[Data records]
_____
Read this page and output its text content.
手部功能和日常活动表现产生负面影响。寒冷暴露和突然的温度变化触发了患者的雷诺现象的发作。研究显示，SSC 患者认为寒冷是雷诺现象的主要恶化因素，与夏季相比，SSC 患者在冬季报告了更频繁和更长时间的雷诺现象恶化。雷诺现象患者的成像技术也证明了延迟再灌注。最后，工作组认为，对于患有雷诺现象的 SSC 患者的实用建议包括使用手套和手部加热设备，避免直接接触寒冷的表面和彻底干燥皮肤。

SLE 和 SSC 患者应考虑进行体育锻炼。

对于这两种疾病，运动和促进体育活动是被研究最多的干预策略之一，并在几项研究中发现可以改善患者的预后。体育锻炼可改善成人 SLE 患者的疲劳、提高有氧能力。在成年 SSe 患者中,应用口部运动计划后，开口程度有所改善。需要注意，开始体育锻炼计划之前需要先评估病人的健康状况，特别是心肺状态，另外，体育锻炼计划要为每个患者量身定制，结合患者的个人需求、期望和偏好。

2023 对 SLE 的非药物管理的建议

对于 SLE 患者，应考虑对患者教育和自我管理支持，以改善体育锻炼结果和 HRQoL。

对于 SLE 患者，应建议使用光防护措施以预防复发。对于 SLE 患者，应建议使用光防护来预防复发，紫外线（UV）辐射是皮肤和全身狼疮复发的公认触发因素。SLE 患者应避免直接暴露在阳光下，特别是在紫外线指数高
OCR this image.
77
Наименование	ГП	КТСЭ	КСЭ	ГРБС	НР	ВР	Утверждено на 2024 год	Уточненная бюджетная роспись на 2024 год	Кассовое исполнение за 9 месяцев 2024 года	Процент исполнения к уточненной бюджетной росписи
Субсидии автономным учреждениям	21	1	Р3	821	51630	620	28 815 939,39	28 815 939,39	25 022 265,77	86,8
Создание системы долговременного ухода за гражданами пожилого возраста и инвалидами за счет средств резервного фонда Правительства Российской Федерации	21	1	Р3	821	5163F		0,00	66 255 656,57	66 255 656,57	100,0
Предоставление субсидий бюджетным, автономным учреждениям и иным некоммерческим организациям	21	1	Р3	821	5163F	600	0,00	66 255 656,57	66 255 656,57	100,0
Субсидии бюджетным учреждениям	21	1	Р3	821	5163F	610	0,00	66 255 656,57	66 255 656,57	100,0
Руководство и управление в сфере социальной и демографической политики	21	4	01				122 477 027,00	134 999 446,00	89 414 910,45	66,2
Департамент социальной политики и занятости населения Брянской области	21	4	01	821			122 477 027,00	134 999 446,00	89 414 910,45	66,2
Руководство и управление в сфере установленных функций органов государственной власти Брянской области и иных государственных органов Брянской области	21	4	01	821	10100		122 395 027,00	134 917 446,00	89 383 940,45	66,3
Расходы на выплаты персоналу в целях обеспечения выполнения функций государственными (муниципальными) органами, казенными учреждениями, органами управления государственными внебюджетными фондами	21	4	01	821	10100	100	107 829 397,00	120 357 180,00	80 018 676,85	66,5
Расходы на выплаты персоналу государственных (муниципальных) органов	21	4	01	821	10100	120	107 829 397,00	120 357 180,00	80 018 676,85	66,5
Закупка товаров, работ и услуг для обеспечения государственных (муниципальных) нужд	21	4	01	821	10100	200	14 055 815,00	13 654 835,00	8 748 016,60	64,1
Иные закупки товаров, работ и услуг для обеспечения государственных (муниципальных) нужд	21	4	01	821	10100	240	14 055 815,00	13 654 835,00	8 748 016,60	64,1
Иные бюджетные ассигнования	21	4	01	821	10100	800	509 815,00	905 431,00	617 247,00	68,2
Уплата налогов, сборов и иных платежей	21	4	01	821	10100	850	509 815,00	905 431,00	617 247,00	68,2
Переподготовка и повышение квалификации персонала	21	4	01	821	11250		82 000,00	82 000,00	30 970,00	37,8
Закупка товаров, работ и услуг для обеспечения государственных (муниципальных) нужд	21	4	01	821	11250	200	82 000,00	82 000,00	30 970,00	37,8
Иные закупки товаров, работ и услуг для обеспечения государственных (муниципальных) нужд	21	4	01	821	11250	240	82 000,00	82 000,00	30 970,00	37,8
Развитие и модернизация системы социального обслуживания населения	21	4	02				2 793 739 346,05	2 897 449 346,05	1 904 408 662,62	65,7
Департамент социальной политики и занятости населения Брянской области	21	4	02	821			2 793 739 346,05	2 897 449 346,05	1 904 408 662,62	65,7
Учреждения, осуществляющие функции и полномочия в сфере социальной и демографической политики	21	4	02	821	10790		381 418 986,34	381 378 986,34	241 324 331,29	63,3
_____
[Goal of the exercise] Output the listing above without altering a single character.

[Expected answer]
Read this page and output its text content.
手部功能和日常活动表现产生负面影响。寒冷暴露和突然的温度变化触发了患者的雷诺现象的发作。研究显示，SSC 患者认为寒冷是雷诺现象的主要恶化因素，与夏季相比，SSC 患者在冬季报告了更频繁和更长时间的雷诺现象恶化。雷诺现象患者的成像技术也证明了延迟再灌注。最后，工作组认为，对于患有雷诺现象的 SSC 患者的实用建议包括使用手套和手部加热设备，避免直接接触寒冷的表面和彻底干燥皮肤。

SLE 和 SSC 患者应考虑进行体育锻炼。

对于这两种疾病，运动和促进体育活动是被研究最多的干预策略之一，并在几项研究中发现可以改善患者的预后。体育锻炼可改善成人 SLE 患者的疲劳、提高有氧能力。在成年 SSe 患者中,应用口部运动计划后，开口程度有所改善。需要注意，开始体育锻炼计划之前需要先评估病人的健康状况，特别是心肺状态，另外，体育锻炼计划要为每个患者量身定制，结合患者的个人需求、期望和偏好。

2023 对 SLE 的非药物管理的建议

对于 SLE 患者，应考虑对患者教育和自我管理支持，以改善体育锻炼结果和 HRQoL。

对于 SLE 患者，应建议使用光防护措施以预防复发。对于 SLE 患者，应建议使用光防护来预防复发，紫外线（UV）辐射是皮肤和全身狼疮复发的公认触发因素。SLE 患者应避免直接暴露在阳光下，特别是在紫外线指数高
OCR this image.
77
Наименование	ГП	КТСЭ	КСЭ	ГРБС	НР	ВР	Утверждено на 2024 год	Уточненная бюджетная роспись на 2024 год	Кассовое исполнение за 9 месяцев 2024 года	Процент исполнения к уточненной бюджетной росписи
Субсидии автономным учреждениям	21	1	Р3	821	51630	620	28 815 939,39	28 815 939,39	25 022 265,77	86,8
Создание системы долговременного ухода за гражданами пожилого возраста и инвалидами за счет средств резервного фонда Правительства Российской Федерации	21	1	Р3	821	5163F		0,00	66 255 656,57	66 255 656,57	100,0
Предоставление субсидий бюджетным, автономным учреждениям и иным некоммерческим организациям	21	1	Р3	821	5163F	600	0,00	66 255 656,57	66 255 656,57	100,0
Субсидии бюджетным учреждениям	21	1	Р3	821	5163F	610	0,00	66 255 656,57	66 255 656,57	100,0
Руководство и управление в сфере социальной и демографической политики	21	4	01				122 477 027,00	134 999 446,00	89 414 910,45	66,2
Департамент социальной политики и занятости населения Брянской области	21	4	01	821			122 477 027,00	134 999 446,00	89 414 910,45	66,2
Руководство и управление в сфере установленных функций органов государственной власти Брянской области и иных государственных органов Брянской области	21	4	01	821	10100		122 395 027,00	134 917 446,00	89 383 940,45	66,3
Расходы на выплаты персоналу в целях обеспечения выполнения функций государственными (муниципальными) органами, казенными учреждениями, органами управления государственными внебюджетными фондами	21	4	01	821	10100	100	107 829 397,00	120 357 180,00	80 018 676,85	66,5
Расходы на выплаты персоналу государственных (муниципальных) органов	21	4	01	821	10100	120	107 829 397,00	120 357 180,00	80 018 676,85	66,5
Закупка товаров, работ и услуг для обеспечения государственных (муниципальных) нужд	21	4	01	821	10100	200	14 055 815,00	13 654 835,00	8 748 016,60	64,1
Иные закупки товаров, работ и услуг для обеспечения государственных (муниципальных) нужд	21	4	01	821	10100	240	14 055 815,00	13 654 835,00	8 748 016,60	64,1
Иные бюджетные ассигнования	21	4	01	821	10100	800	509 815,00	905 431,00	617 247,00	68,2
Уплата налогов, сборов и иных платежей	21	4	01	821	10100	850	509 815,00	905 431,00	617 247,00	68,2
Переподготовка и повышение квалификации персонала	21	4	01	821	11250		82 000,00	82 000,00	30 970,00	37,8
Закупка товаров, работ и услуг для обеспечения государственных (муниципальных) нужд	21	4	01	821	11250	200	82 000,00	82 000,00	30 970,00	37,8
Иные закупки товаров, работ и услуг для обеспечения государственных (муниципальных) нужд	21	4	01	821	11250	240	82 000,00	82 000,00	30 970,00	37,8
Развитие и модернизация системы социального обслуживания населения	21	4	02				2 793 739 346,05	2 897 449 346,05	1 904 408 662,62	65,7
Департамент социальной политики и занятости населения Брянской области	21	4	02	821			2 793 739 346,05	2 897 449 346,05	1 904 408 662,62	65,7
Учреждения, осуществляющие функции и полномочия в сфере социальной и демографической политики	21	4	02	821	10790		381 418 986,34	381 378 986,34	241 324 331,29	63,3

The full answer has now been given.